EXERCISE GOAL »
Print out every line, exactly as written.

SUPPLIED INFORMATION »
....

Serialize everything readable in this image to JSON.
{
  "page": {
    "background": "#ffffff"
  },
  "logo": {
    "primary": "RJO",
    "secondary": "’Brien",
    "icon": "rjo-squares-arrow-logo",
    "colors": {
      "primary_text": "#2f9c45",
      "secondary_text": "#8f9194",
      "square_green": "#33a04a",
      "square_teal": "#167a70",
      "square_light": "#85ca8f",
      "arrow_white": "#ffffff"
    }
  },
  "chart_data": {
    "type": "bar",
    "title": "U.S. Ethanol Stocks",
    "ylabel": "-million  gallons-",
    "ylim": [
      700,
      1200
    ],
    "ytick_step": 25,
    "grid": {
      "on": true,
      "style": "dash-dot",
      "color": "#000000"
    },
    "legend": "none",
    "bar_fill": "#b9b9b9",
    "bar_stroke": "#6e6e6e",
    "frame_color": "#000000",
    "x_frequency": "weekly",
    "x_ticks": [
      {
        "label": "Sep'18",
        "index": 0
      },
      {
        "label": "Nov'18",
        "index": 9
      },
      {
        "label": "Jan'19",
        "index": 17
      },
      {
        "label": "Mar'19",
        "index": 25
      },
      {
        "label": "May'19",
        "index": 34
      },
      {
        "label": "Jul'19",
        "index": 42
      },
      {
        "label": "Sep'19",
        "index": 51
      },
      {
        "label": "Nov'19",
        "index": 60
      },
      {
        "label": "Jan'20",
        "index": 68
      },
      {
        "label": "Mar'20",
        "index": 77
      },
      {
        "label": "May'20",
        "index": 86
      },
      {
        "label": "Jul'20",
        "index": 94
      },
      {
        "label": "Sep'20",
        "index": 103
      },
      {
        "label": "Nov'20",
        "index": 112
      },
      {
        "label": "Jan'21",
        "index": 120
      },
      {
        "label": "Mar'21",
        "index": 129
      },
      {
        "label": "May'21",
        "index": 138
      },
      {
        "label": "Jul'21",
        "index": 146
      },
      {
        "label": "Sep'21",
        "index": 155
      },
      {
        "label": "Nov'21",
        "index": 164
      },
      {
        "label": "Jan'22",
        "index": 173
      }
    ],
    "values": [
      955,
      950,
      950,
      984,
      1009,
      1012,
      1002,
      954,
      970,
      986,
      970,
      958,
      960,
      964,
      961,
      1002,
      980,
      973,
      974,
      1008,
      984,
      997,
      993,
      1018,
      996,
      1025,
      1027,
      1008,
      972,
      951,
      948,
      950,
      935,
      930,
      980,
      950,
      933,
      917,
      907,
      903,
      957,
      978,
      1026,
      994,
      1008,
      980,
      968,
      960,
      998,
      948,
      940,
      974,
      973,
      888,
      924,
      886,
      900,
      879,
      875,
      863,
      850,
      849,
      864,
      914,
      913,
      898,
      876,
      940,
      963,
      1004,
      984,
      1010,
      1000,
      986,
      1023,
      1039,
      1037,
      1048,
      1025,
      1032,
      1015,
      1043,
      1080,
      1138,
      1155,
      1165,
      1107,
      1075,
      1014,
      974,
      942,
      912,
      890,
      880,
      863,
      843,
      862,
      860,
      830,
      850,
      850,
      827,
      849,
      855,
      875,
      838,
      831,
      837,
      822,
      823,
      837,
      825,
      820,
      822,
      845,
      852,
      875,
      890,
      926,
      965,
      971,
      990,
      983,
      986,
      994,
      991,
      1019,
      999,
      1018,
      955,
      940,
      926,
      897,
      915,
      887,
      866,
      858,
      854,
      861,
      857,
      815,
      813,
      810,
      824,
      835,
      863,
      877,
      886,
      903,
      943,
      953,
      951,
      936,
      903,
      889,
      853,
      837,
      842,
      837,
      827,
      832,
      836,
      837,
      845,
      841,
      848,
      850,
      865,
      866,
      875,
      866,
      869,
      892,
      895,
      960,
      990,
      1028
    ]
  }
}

....

RESULT »
Serialize everything readable in this image to JSON.
{
  "page": {
    "background": "#ffffff"
  },
  "logo": {
    "primary": "RJO",
    "secondary": "’Brien",
    "icon": "rjo-squares-arrow-logo",
    "colors": {
      "primary_text": "#2f9c45",
      "secondary_text": "#8f9194",
      "square_green": "#33a04a",
      "square_teal": "#167a70",
      "square_light": "#85ca8f",
      "arrow_white": "#ffffff"
    }
  },
  "chart_data": {
    "type": "bar",
    "title": "U.S. Ethanol Stocks",
    "ylabel": "-million  gallons-",
    "ylim": [
      700,
      1200
    ],
    "ytick_step": 25,
    "grid": {
      "on": true,
      "style": "dash-dot",
      "color": "#000000"
    },
    "legend": "none",
    "bar_fill": "#b9b9b9",
    "bar_stroke": "#6e6e6e",
    "frame_color": "#000000",
    "x_frequency": "weekly",
    "x_ticks": [
      {
        "label": "Sep'18",
        "index": 0
      },
      {
        "label": "Nov'18",
        "index": 9
      },
      {
        "label": "Jan'19",
        "index": 17
      },
      {
        "label": "Mar'19",
        "index": 25
      },
      {
        "label": "May'19",
        "index": 34
      },
      {
        "label": "Jul'19",
        "index": 42
      },
      {
        "label": "Sep'19",
        "index": 51
      },
      {
        "label": "Nov'19",
        "index": 60
      },
      {
        "label": "Jan'20",
        "index": 68
      },
      {
        "label": "Mar'20",
        "index": 77
      },
      {
        "label": "May'20",
        "index": 86
      },
      {
        "label": "Jul'20",
        "index": 94
      },
      {
        "label": "Sep'20",
        "index": 103
      },
      {
        "label": "Nov'20",
        "index": 112
      },
      {
        "label": "Jan'21",
        "index": 120
      },
      {
        "label": "Mar'21",
        "index": 129
      },
      {
        "label": "May'21",
        "index": 138
      },
      {
        "label": "Jul'21",
        "index": 146
      },
      {
        "label": "Sep'21",
        "index": 155
      },
      {
        "label": "Nov'21",
        "index": 164
      },
      {
        "label": "Jan'22",
        "index": 173
      }
    ],
    "values": [
      955,
      950,
      950,
      984,
      1009,
      1012,
      1002,
      954,
      970,
      986,
      970,
      958,
      960,
      964,
      961,
      1002,
      980,
      973,
      974,
      1008,
      984,
      997,
      993,
      1018,
      996,
      1025,
      1027,
      1008,
      972,
      951,
      948,
      950,
      935,
      930,
      980,
      950,
      933,
      917,
      907,
      903,
      957,
      978,
      1026,
      994,
      1008,
      980,
      968,
      960,
      998,
      948,
      940,
      974,
      973,
      888,
      924,
      886,
      900,
      879,
      875,
      863,
      850,
      849,
      864,
      914,
      913,
      898,
      876,
      940,
      963,
      1004,
      984,
      1010,
      1000,
      986,
      1023,
      1039,
      1037,
      1048,
      1025,
      1032,
      1015,
      1043,
      1080,
      1138,
      1155,
      1165,
      1107,
      1075,
      1014,
      974,
      942,
      912,
      890,
      880,
      863,
      843,
      862,
      860,
      830,
      850,
      850,
      827,
      849,
      855,
      875,
      838,
      831,
      837,
      822,
      823,
      837,
      825,
      820,
      822,
      845,
      852,
      875,
      890,
      926,
      965,
      971,
      990,
      983,
      986,
      994,
      991,
      1019,
      999,
      1018,
      955,
      940,
      926,
      897,
      915,
      887,
      866,
      858,
      854,
      861,
      857,
      815,
      813,
      810,
      824,
      835,
      863,
      877,
      886,
      903,
      943,
      953,
      951,
      936,
      903,
      889,
      853,
      837,
      842,
      837,
      827,
      832,
      836,
      837,
      845,
      841,
      848,
      850,
      865,
      866,
      875,
      866,
      869,
      892,
      895,
      960,
      990,
      1028
    ]
  }
}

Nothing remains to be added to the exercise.